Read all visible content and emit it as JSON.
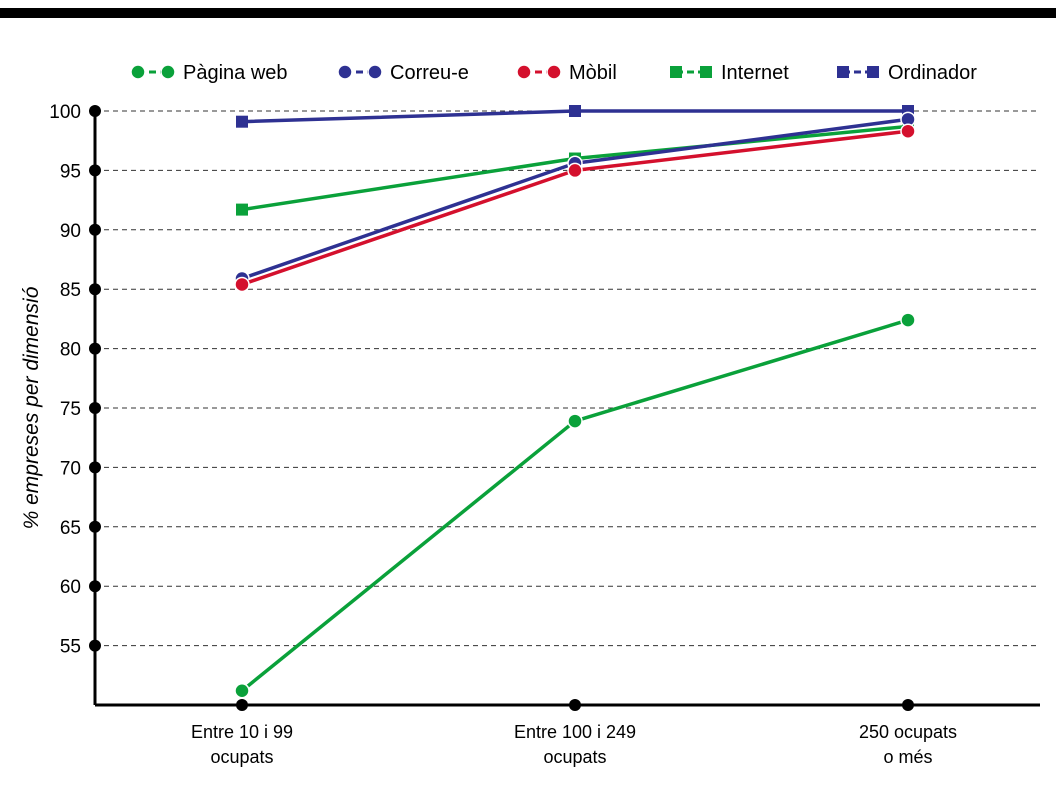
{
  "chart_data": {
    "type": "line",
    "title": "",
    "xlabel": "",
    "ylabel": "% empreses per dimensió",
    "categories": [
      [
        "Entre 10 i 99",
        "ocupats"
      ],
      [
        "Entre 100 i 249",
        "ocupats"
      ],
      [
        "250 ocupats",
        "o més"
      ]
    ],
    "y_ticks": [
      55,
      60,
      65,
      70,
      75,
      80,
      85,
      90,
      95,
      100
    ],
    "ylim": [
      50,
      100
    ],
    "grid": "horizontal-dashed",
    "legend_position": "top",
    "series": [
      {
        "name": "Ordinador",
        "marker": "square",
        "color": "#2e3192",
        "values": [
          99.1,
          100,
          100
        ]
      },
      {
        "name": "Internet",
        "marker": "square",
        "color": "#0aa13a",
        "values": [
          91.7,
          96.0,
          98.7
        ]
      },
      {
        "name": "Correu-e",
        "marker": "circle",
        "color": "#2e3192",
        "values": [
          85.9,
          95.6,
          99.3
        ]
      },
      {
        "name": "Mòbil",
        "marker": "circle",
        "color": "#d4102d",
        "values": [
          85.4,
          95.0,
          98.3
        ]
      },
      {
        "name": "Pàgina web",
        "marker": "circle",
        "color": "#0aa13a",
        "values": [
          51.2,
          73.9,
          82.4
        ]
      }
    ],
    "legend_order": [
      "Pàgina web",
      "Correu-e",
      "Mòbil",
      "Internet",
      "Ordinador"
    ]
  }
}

---

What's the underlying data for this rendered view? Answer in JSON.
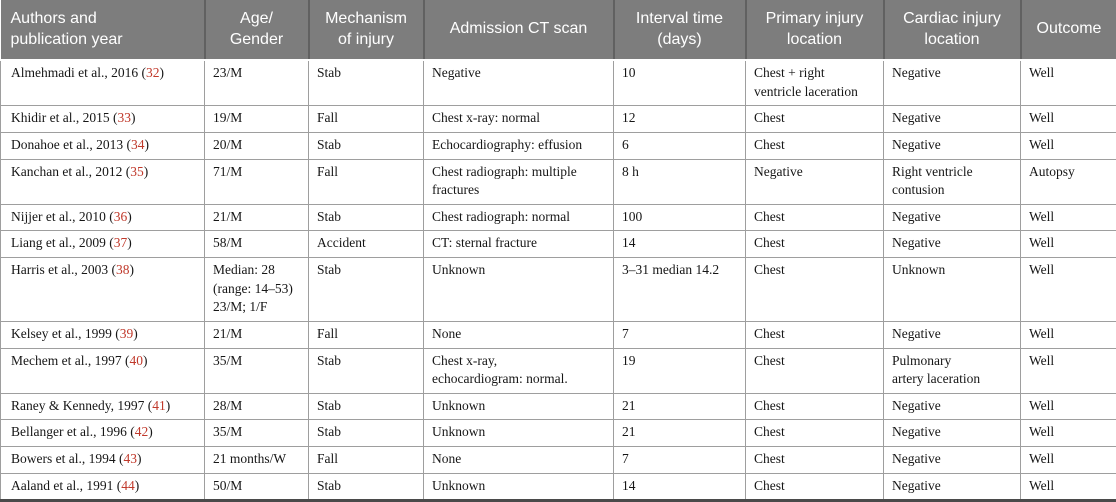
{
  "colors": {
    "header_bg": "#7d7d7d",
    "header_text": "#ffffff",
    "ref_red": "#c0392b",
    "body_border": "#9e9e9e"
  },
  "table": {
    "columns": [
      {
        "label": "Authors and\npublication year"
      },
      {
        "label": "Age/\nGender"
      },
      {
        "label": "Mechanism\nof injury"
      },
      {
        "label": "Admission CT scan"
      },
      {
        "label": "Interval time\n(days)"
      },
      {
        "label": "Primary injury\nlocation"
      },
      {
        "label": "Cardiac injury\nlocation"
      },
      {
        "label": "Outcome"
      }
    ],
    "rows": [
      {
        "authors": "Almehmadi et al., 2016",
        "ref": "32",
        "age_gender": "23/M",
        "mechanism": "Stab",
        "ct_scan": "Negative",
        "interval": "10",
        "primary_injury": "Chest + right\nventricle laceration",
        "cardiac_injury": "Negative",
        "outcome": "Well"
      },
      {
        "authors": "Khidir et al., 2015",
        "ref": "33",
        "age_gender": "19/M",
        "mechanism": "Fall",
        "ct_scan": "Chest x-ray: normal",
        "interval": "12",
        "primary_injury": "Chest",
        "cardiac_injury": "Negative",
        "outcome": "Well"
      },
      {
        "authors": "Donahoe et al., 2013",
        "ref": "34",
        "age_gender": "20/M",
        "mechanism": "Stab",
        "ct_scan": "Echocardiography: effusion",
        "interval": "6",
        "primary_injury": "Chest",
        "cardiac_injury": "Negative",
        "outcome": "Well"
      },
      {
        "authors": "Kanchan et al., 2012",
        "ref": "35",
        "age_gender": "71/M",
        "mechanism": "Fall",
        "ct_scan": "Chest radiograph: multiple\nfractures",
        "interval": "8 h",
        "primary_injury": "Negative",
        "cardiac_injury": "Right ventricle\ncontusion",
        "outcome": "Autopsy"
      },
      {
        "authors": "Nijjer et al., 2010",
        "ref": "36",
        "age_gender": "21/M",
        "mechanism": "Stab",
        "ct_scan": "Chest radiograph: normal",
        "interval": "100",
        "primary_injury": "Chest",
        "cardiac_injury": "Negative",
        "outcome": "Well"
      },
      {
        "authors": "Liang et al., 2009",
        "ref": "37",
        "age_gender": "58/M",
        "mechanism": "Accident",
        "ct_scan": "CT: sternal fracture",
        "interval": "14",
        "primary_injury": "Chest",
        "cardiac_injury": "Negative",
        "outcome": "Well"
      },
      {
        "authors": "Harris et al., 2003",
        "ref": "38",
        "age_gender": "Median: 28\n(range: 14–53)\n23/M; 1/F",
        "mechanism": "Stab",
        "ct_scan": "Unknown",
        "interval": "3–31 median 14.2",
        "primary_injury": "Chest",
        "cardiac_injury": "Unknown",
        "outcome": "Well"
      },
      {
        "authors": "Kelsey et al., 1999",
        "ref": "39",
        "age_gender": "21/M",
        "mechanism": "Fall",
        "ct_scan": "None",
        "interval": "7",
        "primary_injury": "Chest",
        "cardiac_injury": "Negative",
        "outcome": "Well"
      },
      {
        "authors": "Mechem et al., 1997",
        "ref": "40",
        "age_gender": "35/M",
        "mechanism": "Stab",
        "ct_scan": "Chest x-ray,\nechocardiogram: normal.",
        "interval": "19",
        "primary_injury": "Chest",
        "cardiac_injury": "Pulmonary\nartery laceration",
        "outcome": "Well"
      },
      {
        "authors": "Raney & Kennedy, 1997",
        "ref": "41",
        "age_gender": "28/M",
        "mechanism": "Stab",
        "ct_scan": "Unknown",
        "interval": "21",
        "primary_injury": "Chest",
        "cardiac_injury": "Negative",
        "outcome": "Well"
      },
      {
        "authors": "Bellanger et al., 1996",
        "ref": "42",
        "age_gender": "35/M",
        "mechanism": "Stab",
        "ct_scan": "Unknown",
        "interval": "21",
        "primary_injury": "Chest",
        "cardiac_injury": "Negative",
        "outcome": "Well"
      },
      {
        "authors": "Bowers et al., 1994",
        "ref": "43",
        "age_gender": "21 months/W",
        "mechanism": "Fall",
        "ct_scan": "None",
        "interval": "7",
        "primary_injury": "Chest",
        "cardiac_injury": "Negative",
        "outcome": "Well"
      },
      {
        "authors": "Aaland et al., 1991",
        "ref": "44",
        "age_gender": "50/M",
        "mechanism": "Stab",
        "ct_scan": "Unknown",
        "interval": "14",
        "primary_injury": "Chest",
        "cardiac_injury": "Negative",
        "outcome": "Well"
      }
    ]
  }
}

◆ **SET TASK**
Return each line in the records that holds the string "name".

◆ **EXPECTED OUTPUT**
        "name": "Ordinador",
        "name": "Internet",
        "name": "Correu-e",
        "name": "Mòbil",
        "name": "Pàgina web",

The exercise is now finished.